• SET PROBLEM:
Starting at the line with "Type out the text in this image.", transcribe each line through the final one, both included, and add nothing.

Source records:
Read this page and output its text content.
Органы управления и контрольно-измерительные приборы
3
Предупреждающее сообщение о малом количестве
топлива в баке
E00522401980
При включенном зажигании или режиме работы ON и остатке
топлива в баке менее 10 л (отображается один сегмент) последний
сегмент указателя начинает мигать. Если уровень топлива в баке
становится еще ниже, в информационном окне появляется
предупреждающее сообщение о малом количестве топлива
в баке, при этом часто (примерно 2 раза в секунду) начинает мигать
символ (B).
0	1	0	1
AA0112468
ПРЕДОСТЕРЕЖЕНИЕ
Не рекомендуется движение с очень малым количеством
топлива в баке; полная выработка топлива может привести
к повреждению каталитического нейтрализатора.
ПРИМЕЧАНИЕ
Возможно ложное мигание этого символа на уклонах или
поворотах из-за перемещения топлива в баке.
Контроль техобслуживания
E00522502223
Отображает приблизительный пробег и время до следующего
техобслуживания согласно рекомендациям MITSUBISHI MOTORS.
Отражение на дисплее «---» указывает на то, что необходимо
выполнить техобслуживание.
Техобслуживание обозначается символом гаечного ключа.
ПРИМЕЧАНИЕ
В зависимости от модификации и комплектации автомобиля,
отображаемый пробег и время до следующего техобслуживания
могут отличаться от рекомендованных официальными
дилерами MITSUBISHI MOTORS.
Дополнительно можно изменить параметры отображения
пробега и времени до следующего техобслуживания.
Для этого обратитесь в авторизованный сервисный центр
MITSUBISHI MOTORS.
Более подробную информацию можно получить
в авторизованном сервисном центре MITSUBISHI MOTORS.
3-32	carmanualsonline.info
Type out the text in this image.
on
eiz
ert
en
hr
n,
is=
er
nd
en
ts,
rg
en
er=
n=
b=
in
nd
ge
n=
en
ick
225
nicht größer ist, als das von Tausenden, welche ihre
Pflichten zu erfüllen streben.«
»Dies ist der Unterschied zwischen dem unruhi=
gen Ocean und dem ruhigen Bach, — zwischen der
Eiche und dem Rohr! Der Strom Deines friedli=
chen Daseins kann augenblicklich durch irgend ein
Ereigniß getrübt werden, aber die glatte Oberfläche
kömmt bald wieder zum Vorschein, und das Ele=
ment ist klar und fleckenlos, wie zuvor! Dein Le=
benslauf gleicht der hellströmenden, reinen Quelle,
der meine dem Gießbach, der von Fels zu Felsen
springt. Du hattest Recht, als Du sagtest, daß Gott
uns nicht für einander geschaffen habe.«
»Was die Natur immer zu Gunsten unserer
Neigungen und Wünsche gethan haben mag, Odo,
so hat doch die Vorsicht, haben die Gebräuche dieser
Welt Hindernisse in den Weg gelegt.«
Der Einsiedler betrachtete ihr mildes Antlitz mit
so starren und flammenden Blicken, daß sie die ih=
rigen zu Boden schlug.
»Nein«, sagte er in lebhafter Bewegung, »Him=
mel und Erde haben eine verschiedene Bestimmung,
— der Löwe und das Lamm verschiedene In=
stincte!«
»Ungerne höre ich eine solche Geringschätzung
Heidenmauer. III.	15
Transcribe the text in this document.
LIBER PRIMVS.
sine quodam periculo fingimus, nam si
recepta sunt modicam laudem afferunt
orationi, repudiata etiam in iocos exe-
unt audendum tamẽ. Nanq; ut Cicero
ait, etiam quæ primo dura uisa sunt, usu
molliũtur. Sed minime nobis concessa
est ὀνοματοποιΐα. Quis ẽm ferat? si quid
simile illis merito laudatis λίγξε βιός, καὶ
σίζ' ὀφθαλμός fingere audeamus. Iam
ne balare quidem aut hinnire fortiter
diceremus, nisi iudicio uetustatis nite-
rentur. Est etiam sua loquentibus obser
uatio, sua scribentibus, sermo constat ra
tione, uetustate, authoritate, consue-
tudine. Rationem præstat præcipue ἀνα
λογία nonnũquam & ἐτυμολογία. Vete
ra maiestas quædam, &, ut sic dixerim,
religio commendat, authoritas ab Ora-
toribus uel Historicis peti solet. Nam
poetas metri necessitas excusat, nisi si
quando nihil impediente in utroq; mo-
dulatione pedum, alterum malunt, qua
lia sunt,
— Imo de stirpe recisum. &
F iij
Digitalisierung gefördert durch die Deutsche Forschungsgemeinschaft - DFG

• RESPONSE TO THE TASK:
Type out the text in this image.
on
eiz
ert
en
hr
n,
is=
er
nd
en
ts,
rg
en
er=
n=
b=
in
nd
ge
n=
en
ick
225
nicht größer ist, als das von Tausenden, welche ihre
Pflichten zu erfüllen streben.«
»Dies ist der Unterschied zwischen dem unruhi=
gen Ocean und dem ruhigen Bach, — zwischen der
Eiche und dem Rohr! Der Strom Deines friedli=
chen Daseins kann augenblicklich durch irgend ein
Ereigniß getrübt werden, aber die glatte Oberfläche
kömmt bald wieder zum Vorschein, und das Ele=
ment ist klar und fleckenlos, wie zuvor! Dein Le=
benslauf gleicht der hellströmenden, reinen Quelle,
der meine dem Gießbach, der von Fels zu Felsen
springt. Du hattest Recht, als Du sagtest, daß Gott
uns nicht für einander geschaffen habe.«
»Was die Natur immer zu Gunsten unserer
Neigungen und Wünsche gethan haben mag, Odo,
so hat doch die Vorsicht, haben die Gebräuche dieser
Welt Hindernisse in den Weg gelegt.«
Der Einsiedler betrachtete ihr mildes Antlitz mit
so starren und flammenden Blicken, daß sie die ih=
rigen zu Boden schlug.
»Nein«, sagte er in lebhafter Bewegung, »Him=
mel und Erde haben eine verschiedene Bestimmung,
— der Löwe und das Lamm verschiedene In=
stincte!«
»Ungerne höre ich eine solche Geringschätzung
Heidenmauer. III.	15
Transcribe the text in this document.
LIBER PRIMVS.
sine quodam periculo fingimus, nam si
recepta sunt modicam laudem afferunt
orationi, repudiata etiam in iocos exe-
unt audendum tamẽ. Nanq; ut Cicero
ait, etiam quæ primo dura uisa sunt, usu
molliũtur. Sed minime nobis concessa
est ὀνοματοποιΐα. Quis ẽm ferat? si quid
simile illis merito laudatis λίγξε βιός, καὶ
σίζ' ὀφθαλμός fingere audeamus. Iam
ne balare quidem aut hinnire fortiter
diceremus, nisi iudicio uetustatis nite-
rentur. Est etiam sua loquentibus obser
uatio, sua scribentibus, sermo constat ra
tione, uetustate, authoritate, consue-
tudine. Rationem præstat præcipue ἀνα
λογία nonnũquam & ἐτυμολογία. Vete
ra maiestas quædam, &, ut sic dixerim,
religio commendat, authoritas ab Ora-
toribus uel Historicis peti solet. Nam
poetas metri necessitas excusat, nisi si
quando nihil impediente in utroq; mo-
dulatione pedum, alterum malunt, qua
lia sunt,
— Imo de stirpe recisum. &
F iij
Digitalisierung gefördert durch die Deutsche Forschungsgemeinschaft - DFG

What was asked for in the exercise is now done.